_Exercise_
Output the data that follows exactly, line for line.

** start **

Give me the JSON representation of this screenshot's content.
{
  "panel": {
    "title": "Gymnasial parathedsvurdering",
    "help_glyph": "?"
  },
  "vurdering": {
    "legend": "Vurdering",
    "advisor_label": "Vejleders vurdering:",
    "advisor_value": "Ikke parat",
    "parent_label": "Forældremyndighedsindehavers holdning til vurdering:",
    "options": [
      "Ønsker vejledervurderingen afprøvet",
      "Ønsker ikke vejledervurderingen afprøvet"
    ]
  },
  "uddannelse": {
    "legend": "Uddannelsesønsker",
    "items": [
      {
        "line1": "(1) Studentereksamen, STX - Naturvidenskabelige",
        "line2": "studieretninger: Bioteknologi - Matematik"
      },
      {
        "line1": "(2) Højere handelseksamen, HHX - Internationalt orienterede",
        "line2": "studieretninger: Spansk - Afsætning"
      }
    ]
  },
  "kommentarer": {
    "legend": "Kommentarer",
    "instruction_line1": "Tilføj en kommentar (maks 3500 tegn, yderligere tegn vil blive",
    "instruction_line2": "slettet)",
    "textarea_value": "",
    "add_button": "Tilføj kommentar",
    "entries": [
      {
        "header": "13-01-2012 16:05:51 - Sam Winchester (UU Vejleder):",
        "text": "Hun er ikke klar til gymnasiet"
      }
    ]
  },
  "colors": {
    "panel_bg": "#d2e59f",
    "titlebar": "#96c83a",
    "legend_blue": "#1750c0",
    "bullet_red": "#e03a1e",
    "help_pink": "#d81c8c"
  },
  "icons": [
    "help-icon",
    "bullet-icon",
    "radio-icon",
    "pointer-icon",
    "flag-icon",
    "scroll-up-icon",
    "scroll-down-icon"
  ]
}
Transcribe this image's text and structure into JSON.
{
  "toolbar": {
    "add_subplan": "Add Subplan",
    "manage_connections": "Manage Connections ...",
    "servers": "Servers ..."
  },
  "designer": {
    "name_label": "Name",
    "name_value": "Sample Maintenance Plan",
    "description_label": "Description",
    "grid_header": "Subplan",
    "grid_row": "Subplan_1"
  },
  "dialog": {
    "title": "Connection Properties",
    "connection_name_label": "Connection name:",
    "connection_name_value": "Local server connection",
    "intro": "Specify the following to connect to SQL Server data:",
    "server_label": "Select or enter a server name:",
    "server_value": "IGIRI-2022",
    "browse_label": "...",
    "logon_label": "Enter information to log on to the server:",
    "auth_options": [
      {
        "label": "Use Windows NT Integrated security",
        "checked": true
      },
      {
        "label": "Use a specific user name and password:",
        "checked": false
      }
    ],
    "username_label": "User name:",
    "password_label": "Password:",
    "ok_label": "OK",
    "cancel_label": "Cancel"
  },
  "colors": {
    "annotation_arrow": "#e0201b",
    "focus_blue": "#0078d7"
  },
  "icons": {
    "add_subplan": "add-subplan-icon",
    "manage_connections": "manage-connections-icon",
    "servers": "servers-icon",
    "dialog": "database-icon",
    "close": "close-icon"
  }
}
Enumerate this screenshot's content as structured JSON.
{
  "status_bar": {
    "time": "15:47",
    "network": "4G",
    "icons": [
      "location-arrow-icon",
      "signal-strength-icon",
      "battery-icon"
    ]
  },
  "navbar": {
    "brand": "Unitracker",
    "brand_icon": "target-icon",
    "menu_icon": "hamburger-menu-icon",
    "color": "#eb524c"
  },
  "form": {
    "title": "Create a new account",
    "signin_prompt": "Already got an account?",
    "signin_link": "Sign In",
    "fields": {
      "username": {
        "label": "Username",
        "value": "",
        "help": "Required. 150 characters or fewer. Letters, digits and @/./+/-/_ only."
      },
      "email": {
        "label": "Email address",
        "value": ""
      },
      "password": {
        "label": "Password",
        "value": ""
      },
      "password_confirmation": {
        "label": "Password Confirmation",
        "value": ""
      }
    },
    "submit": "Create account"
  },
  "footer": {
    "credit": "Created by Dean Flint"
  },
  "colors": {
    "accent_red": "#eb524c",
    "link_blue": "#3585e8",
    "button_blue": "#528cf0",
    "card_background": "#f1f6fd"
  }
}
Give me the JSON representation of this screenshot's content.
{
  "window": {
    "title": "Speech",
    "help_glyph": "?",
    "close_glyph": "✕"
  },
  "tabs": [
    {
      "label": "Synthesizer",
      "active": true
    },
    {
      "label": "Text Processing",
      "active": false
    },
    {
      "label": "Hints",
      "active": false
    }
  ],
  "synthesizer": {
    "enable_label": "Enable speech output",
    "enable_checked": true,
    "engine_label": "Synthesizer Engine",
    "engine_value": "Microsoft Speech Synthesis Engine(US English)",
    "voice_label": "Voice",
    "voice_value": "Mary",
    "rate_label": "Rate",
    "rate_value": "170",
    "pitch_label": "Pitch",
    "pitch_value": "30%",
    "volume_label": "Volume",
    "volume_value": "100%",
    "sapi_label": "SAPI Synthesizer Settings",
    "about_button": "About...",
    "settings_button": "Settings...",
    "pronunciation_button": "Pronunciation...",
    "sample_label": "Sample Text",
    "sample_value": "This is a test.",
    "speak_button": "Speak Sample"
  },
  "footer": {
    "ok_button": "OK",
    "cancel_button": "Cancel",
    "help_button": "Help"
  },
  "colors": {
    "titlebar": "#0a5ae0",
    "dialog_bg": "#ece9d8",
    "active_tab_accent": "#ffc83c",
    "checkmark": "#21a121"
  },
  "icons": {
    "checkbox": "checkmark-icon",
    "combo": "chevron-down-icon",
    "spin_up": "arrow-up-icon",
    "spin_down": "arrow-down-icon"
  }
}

** end **

_Response to the exercise_
Give me the JSON representation of this screenshot's content.
{
  "panel": {
    "title": "Gymnasial parathedsvurdering",
    "help_glyph": "?"
  },
  "vurdering": {
    "legend": "Vurdering",
    "advisor_label": "Vejleders vurdering:",
    "advisor_value": "Ikke parat",
    "parent_label": "Forældremyndighedsindehavers holdning til vurdering:",
    "options": [
      "Ønsker vejledervurderingen afprøvet",
      "Ønsker ikke vejledervurderingen afprøvet"
    ]
  },
  "uddannelse": {
    "legend": "Uddannelsesønsker",
    "items": [
      {
        "line1": "(1) Studentereksamen, STX - Naturvidenskabelige",
        "line2": "studieretninger: Bioteknologi - Matematik"
      },
      {
        "line1": "(2) Højere handelseksamen, HHX - Internationalt orienterede",
        "line2": "studieretninger: Spansk - Afsætning"
      }
    ]
  },
  "kommentarer": {
    "legend": "Kommentarer",
    "instruction_line1": "Tilføj en kommentar (maks 3500 tegn, yderligere tegn vil blive",
    "instruction_line2": "slettet)",
    "textarea_value": "",
    "add_button": "Tilføj kommentar",
    "entries": [
      {
        "header": "13-01-2012 16:05:51 - Sam Winchester (UU Vejleder):",
        "text": "Hun er ikke klar til gymnasiet"
      }
    ]
  },
  "colors": {
    "panel_bg": "#d2e59f",
    "titlebar": "#96c83a",
    "legend_blue": "#1750c0",
    "bullet_red": "#e03a1e",
    "help_pink": "#d81c8c"
  },
  "icons": [
    "help-icon",
    "bullet-icon",
    "radio-icon",
    "pointer-icon",
    "flag-icon",
    "scroll-up-icon",
    "scroll-down-icon"
  ]
}
Transcribe this image's text and structure into JSON.
{
  "toolbar": {
    "add_subplan": "Add Subplan",
    "manage_connections": "Manage Connections ...",
    "servers": "Servers ..."
  },
  "designer": {
    "name_label": "Name",
    "name_value": "Sample Maintenance Plan",
    "description_label": "Description",
    "grid_header": "Subplan",
    "grid_row": "Subplan_1"
  },
  "dialog": {
    "title": "Connection Properties",
    "connection_name_label": "Connection name:",
    "connection_name_value": "Local server connection",
    "intro": "Specify the following to connect to SQL Server data:",
    "server_label": "Select or enter a server name:",
    "server_value": "IGIRI-2022",
    "browse_label": "...",
    "logon_label": "Enter information to log on to the server:",
    "auth_options": [
      {
        "label": "Use Windows NT Integrated security",
        "checked": true
      },
      {
        "label": "Use a specific user name and password:",
        "checked": false
      }
    ],
    "username_label": "User name:",
    "password_label": "Password:",
    "ok_label": "OK",
    "cancel_label": "Cancel"
  },
  "colors": {
    "annotation_arrow": "#e0201b",
    "focus_blue": "#0078d7"
  },
  "icons": {
    "add_subplan": "add-subplan-icon",
    "manage_connections": "manage-connections-icon",
    "servers": "servers-icon",
    "dialog": "database-icon",
    "close": "close-icon"
  }
}
Enumerate this screenshot's content as structured JSON.
{
  "status_bar": {
    "time": "15:47",
    "network": "4G",
    "icons": [
      "location-arrow-icon",
      "signal-strength-icon",
      "battery-icon"
    ]
  },
  "navbar": {
    "brand": "Unitracker",
    "brand_icon": "target-icon",
    "menu_icon": "hamburger-menu-icon",
    "color": "#eb524c"
  },
  "form": {
    "title": "Create a new account",
    "signin_prompt": "Already got an account?",
    "signin_link": "Sign In",
    "fields": {
      "username": {
        "label": "Username",
        "value": "",
        "help": "Required. 150 characters or fewer. Letters, digits and @/./+/-/_ only."
      },
      "email": {
        "label": "Email address",
        "value": ""
      },
      "password": {
        "label": "Password",
        "value": ""
      },
      "password_confirmation": {
        "label": "Password Confirmation",
        "value": ""
      }
    },
    "submit": "Create account"
  },
  "footer": {
    "credit": "Created by Dean Flint"
  },
  "colors": {
    "accent_red": "#eb524c",
    "link_blue": "#3585e8",
    "button_blue": "#528cf0",
    "card_background": "#f1f6fd"
  }
}
Give me the JSON representation of this screenshot's content.
{
  "window": {
    "title": "Speech",
    "help_glyph": "?",
    "close_glyph": "✕"
  },
  "tabs": [
    {
      "label": "Synthesizer",
      "active": true
    },
    {
      "label": "Text Processing",
      "active": false
    },
    {
      "label": "Hints",
      "active": false
    }
  ],
  "synthesizer": {
    "enable_label": "Enable speech output",
    "enable_checked": true,
    "engine_label": "Synthesizer Engine",
    "engine_value": "Microsoft Speech Synthesis Engine(US English)",
    "voice_label": "Voice",
    "voice_value": "Mary",
    "rate_label": "Rate",
    "rate_value": "170",
    "pitch_label": "Pitch",
    "pitch_value": "30%",
    "volume_label": "Volume",
    "volume_value": "100%",
    "sapi_label": "SAPI Synthesizer Settings",
    "about_button": "About...",
    "settings_button": "Settings...",
    "pronunciation_button": "Pronunciation...",
    "sample_label": "Sample Text",
    "sample_value": "This is a test.",
    "speak_button": "Speak Sample"
  },
  "footer": {
    "ok_button": "OK",
    "cancel_button": "Cancel",
    "help_button": "Help"
  },
  "colors": {
    "titlebar": "#0a5ae0",
    "dialog_bg": "#ece9d8",
    "active_tab_accent": "#ffc83c",
    "checkmark": "#21a121"
  },
  "icons": {
    "checkbox": "checkmark-icon",
    "combo": "chevron-down-icon",
    "spin_up": "arrow-up-icon",
    "spin_down": "arrow-down-icon"
  }
}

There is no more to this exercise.